▶ **Dataset records**
begin

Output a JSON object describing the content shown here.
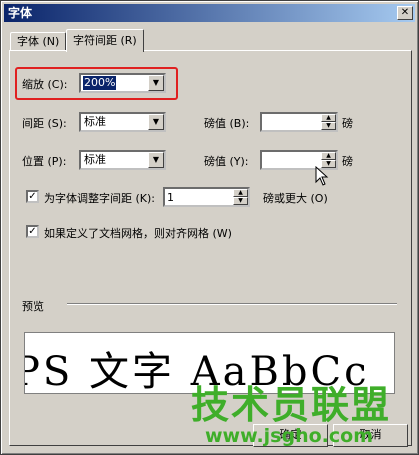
{
  "window": {
    "title": "字体",
    "close_glyph": "✕"
  },
  "tabs": [
    {
      "label": "字体 (N)",
      "active": false
    },
    {
      "label": "字符间距 (R)",
      "active": true
    }
  ],
  "scale": {
    "label": "缩放 (C):",
    "value": "200%"
  },
  "spacing": {
    "label": "间距 (S):",
    "value": "标准",
    "by_label": "磅值 (B):",
    "by_value": "",
    "unit": "磅"
  },
  "position": {
    "label": "位置 (P):",
    "value": "标准",
    "by_label": "磅值 (Y):",
    "by_value": "",
    "unit": "磅"
  },
  "kerning": {
    "checked": true,
    "label": "为字体调整字间距 (K):",
    "value": "1",
    "suffix": "磅或更大 (O)"
  },
  "grid": {
    "checked": true,
    "label": "如果定义了文档网格，则对齐网格 (W)"
  },
  "preview": {
    "label": "预览",
    "sample": "PS 文字 AaBbCc"
  },
  "buttons": {
    "ok": "确定",
    "cancel": "取消"
  },
  "watermark": {
    "main": "技术员联盟",
    "sub": "www.jsgho.com"
  },
  "accent_colors": {
    "title_bar": "#0a246a",
    "highlight_box": "#e02020",
    "watermark": "#3fae2a"
  }
}
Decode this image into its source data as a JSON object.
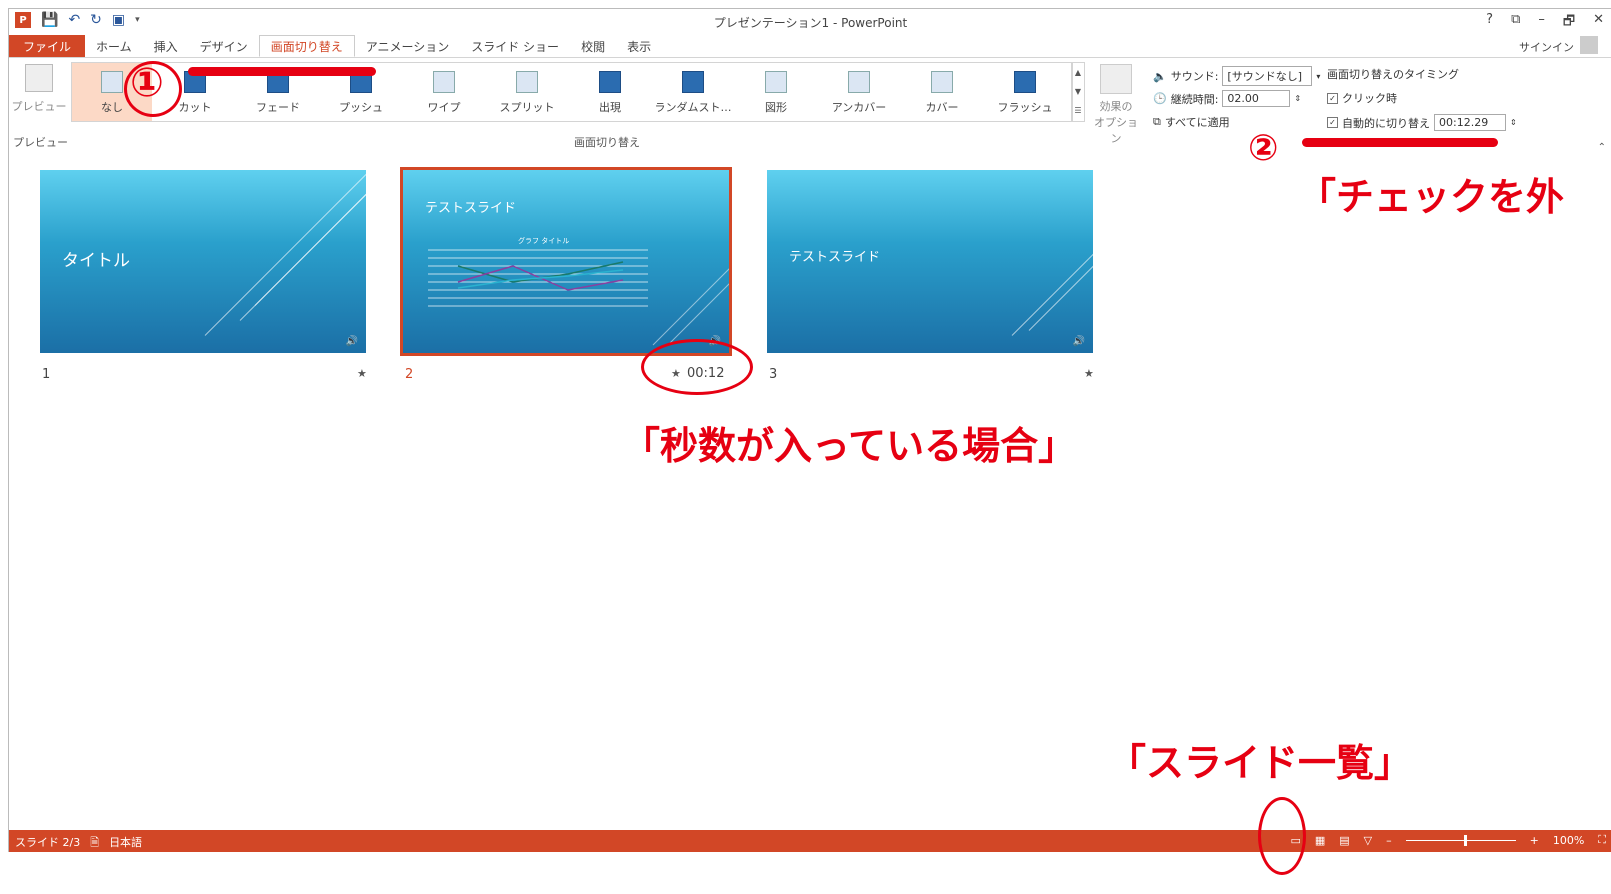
{
  "app": {
    "window_title": "プレゼンテーション1 - PowerPoint",
    "logo_label": "P",
    "window_controls": [
      "?",
      "⧉",
      "–",
      "🗗",
      "✕"
    ],
    "sign_in": "サインイン"
  },
  "tabs": [
    {
      "label": "ファイル"
    },
    {
      "label": "ホーム"
    },
    {
      "label": "挿入"
    },
    {
      "label": "デザイン"
    },
    {
      "label": "画面切り替え"
    },
    {
      "label": "アニメーション"
    },
    {
      "label": "スライド ショー"
    },
    {
      "label": "校閲"
    },
    {
      "label": "表示"
    }
  ],
  "ribbon": {
    "preview_button": "プレビュー",
    "preview_group": "プレビュー",
    "transitions_group": "画面切り替え",
    "effects": [
      {
        "label": "なし",
        "icon": "none-transition-icon"
      },
      {
        "label": "カット",
        "icon": "cut-transition-icon"
      },
      {
        "label": "フェード",
        "icon": "fade-transition-icon"
      },
      {
        "label": "プッシュ",
        "icon": "push-transition-icon"
      },
      {
        "label": "ワイプ",
        "icon": "wipe-transition-icon"
      },
      {
        "label": "スプリット",
        "icon": "split-transition-icon"
      },
      {
        "label": "出現",
        "icon": "reveal-transition-icon"
      },
      {
        "label": "ランダムスト…",
        "icon": "random-bars-transition-icon"
      },
      {
        "label": "図形",
        "icon": "shape-transition-icon"
      },
      {
        "label": "アンカバー",
        "icon": "uncover-transition-icon"
      },
      {
        "label": "カバー",
        "icon": "cover-transition-icon"
      },
      {
        "label": "フラッシュ",
        "icon": "flash-transition-icon"
      }
    ],
    "effect_options": "効果の\nオプション",
    "sound_label": "サウンド:",
    "sound_value": "[サウンドなし]",
    "duration_label": "継続時間:",
    "duration_value": "02.00",
    "apply_all": "すべてに適用",
    "timing_header": "画面切り替えのタイミング",
    "on_click": "クリック時",
    "auto_advance": "自動的に切り替え",
    "auto_advance_value": "00:12.29"
  },
  "slides": [
    {
      "number": "1",
      "title": "タイトル",
      "time": ""
    },
    {
      "number": "2",
      "title": "テストスライド",
      "time": "00:12",
      "chart_title": "グラフ タイトル"
    },
    {
      "number": "3",
      "title": "テストスライド",
      "time": ""
    }
  ],
  "star": "★",
  "status": {
    "slide": "スライド 2/3",
    "language": "日本語",
    "zoom": "100%"
  },
  "annotations": {
    "num1": "①",
    "num2": "②",
    "check_text": "「チェックを外",
    "seconds_text": "「秒数が入っている場合」",
    "sorter_text": "「スライド一覧」"
  },
  "colors": {
    "accent": "#d24726",
    "annotation": "#e60012"
  }
}
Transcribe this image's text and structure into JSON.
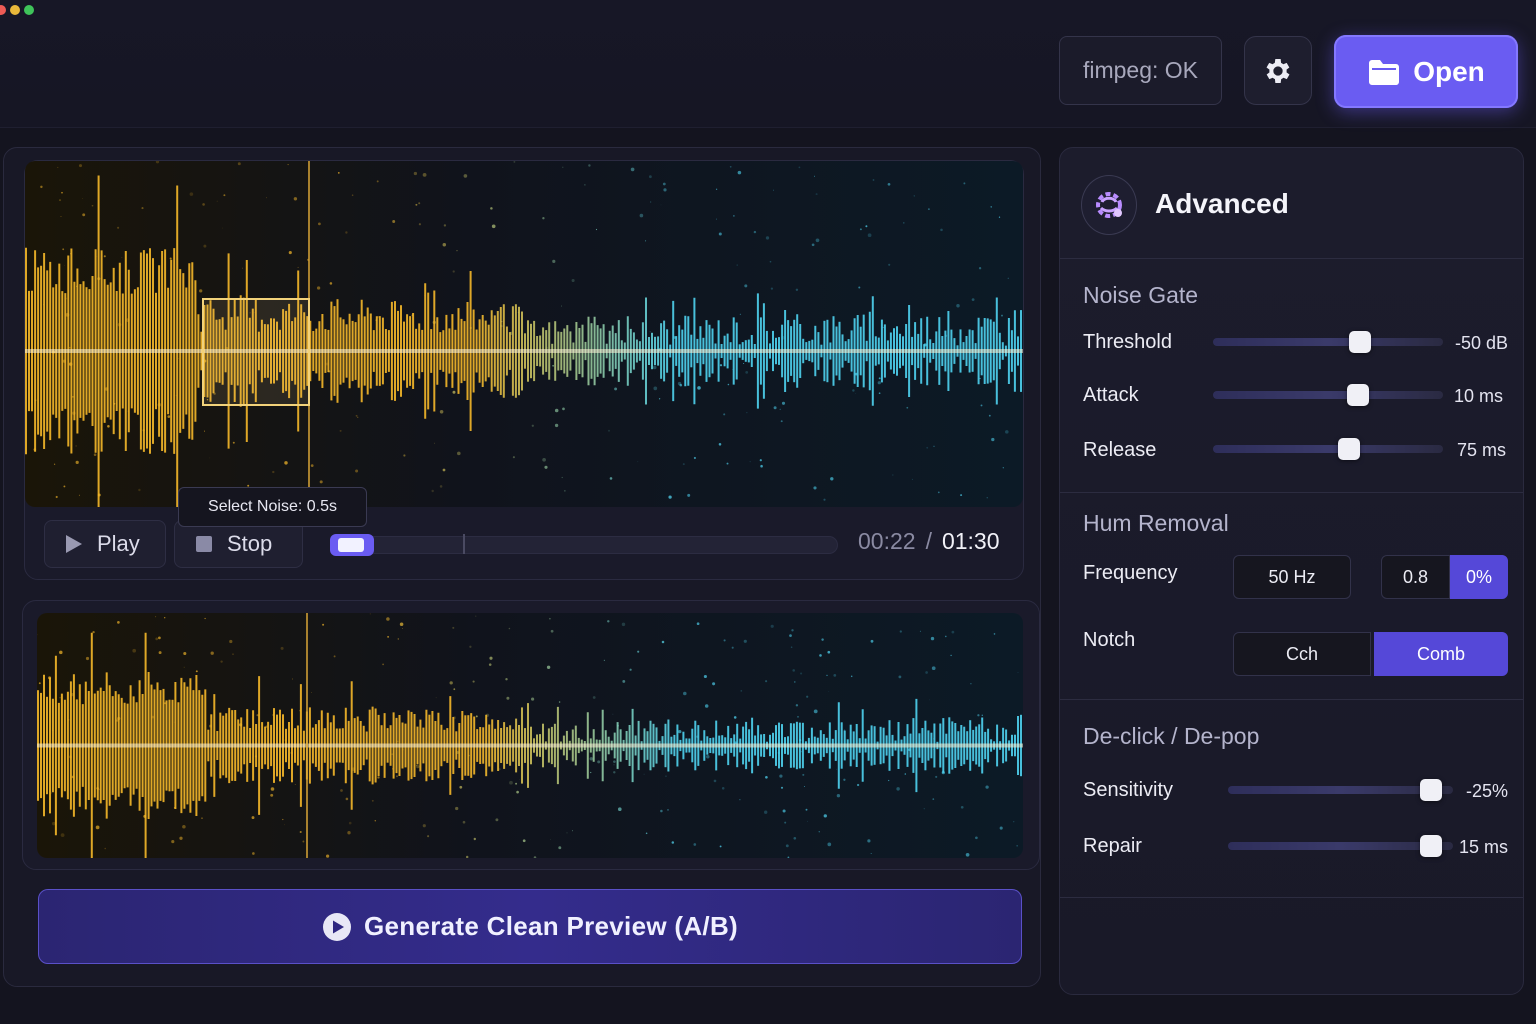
{
  "window": {
    "status_text": "fimpeg: OK",
    "open_label": "Open",
    "accent_color": "#6a5cf2"
  },
  "transport": {
    "play_label": "Play",
    "stop_label": "Stop",
    "tooltip": "Select Noise: 0.5s",
    "current_time": "00:22",
    "separator": "/",
    "total_time": "01:30",
    "progress": 0.04
  },
  "generate": {
    "label": "Generate Clean Preview (A/B)"
  },
  "advanced": {
    "title": "Advanced",
    "noise_gate": {
      "title": "Noise Gate",
      "params": [
        {
          "label": "Threshold",
          "value": "-50 dB",
          "level": 0.64
        },
        {
          "label": "Attack",
          "value": "10 ms",
          "level": 0.63
        },
        {
          "label": "Release",
          "value": "75 ms",
          "level": 0.59
        }
      ]
    },
    "hum_removal": {
      "title": "Hum Removal",
      "frequency_label": "Frequency",
      "frequency_value": "50 Hz",
      "depth_option_a": "0.8",
      "depth_option_b": "0%",
      "notch_label": "Notch",
      "notch_option_a": "Cch",
      "notch_option_b": "Comb"
    },
    "declick": {
      "title": "De-click / De-pop",
      "params": [
        {
          "label": "Sensitivity",
          "value": "-25%",
          "level": 0.9
        },
        {
          "label": "Repair",
          "value": "15 ms",
          "level": 0.9
        }
      ]
    }
  },
  "icons": {
    "gear": "gear-icon",
    "open": "folder-icon",
    "play": "play-icon",
    "stop": "stop-icon",
    "generate": "play-circle-icon",
    "advanced": "settings-brain-icon"
  },
  "colors": {
    "wave_warm": "#f5b82a",
    "wave_cool": "#4fd3f0"
  }
}
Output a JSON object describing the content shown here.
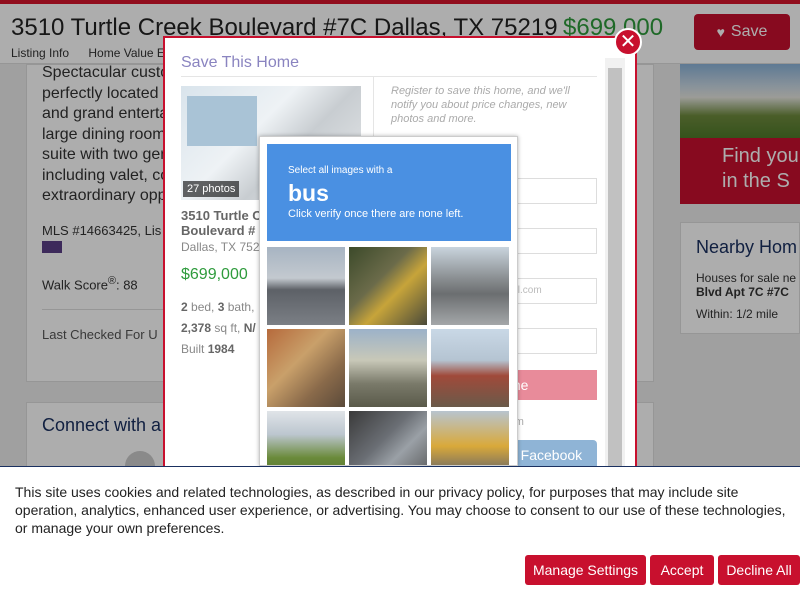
{
  "header": {
    "address": "3510 Turtle Creek Boulevard #7C Dallas, TX 75219",
    "price": "$699,000",
    "save_label": "Save",
    "subnav": [
      "Listing Info",
      "Home Value E"
    ]
  },
  "listing": {
    "description": "Spectacular custo… perfectly located and grand enterta… large dining room suite with two ge… including valet, co… extraordinary opp…",
    "description_lines": [
      "Spectacular custo",
      "perfectly located",
      "and grand entertai",
      "large dining room",
      "suite with two ger",
      "including valet, co",
      "extraordinary opp"
    ],
    "mls": "MLS #14663425, Lis",
    "walk_score_label": "Walk Score",
    "walk_score_sup": "®",
    "walk_score_value": ": 88",
    "last_checked": "Last Checked For U"
  },
  "connect": {
    "title": "Connect with a"
  },
  "sidebar": {
    "ad_text_line1": "Find you",
    "ad_text_line2": "in the S",
    "nearby_title": "Nearby Hom",
    "nearby_line1": "Houses for sale ne",
    "nearby_line2": "Blvd Apt 7C #7C",
    "nearby_within_label": "Within:",
    "nearby_within_value": "1/2 mile"
  },
  "modal": {
    "title": "Save This Home",
    "photos_count": "27 photos",
    "address_line1": "3510 Turtle C",
    "address_line2": "Boulevard #",
    "city": "Dallas, TX 752",
    "price": "$699,000",
    "beds_num": "2",
    "beds_label": " bed, ",
    "baths_num": "3",
    "baths_label": " bath,",
    "sqft_num": "2,378",
    "sqft_label": " sq ft, ",
    "sqft_na": "N/",
    "built_label": "Built ",
    "built_year": "1984",
    "register_text": "Register to save this home, and we'll notify you about price changes, new photos and more.",
    "email_hint": "ail.com",
    "submit_label": "me",
    "or_label": "orm",
    "facebook_label": "n Facebook",
    "close_symbol": "✕"
  },
  "captcha": {
    "instruction": "Select all images with a",
    "target": "bus",
    "hint": "Click verify once there are none left."
  },
  "cookie": {
    "text": "This site uses cookies and related technologies, as described in our privacy policy, for purposes that may include site operation, analytics, enhanced user experience, or advertising. You may choose to consent to our use of these technologies, or manage your own preferences.",
    "manage_label": "Manage Settings",
    "accept_label": "Accept",
    "decline_label": "Decline All"
  },
  "colors": {
    "brand_red": "#c8102e",
    "price_green": "#2e9b3c",
    "navy": "#1a3060",
    "captcha_blue": "#4a90e2"
  }
}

end

▶ **What is asked**
Gather each line from the entries above that includes the word "custo".

▶ **Correct answer**
    "description": "Spectacular custo… perfectly located and grand enterta… large dining room suite with two ge… including valet, co… extraordinary opp…",
      "Spectacular custo",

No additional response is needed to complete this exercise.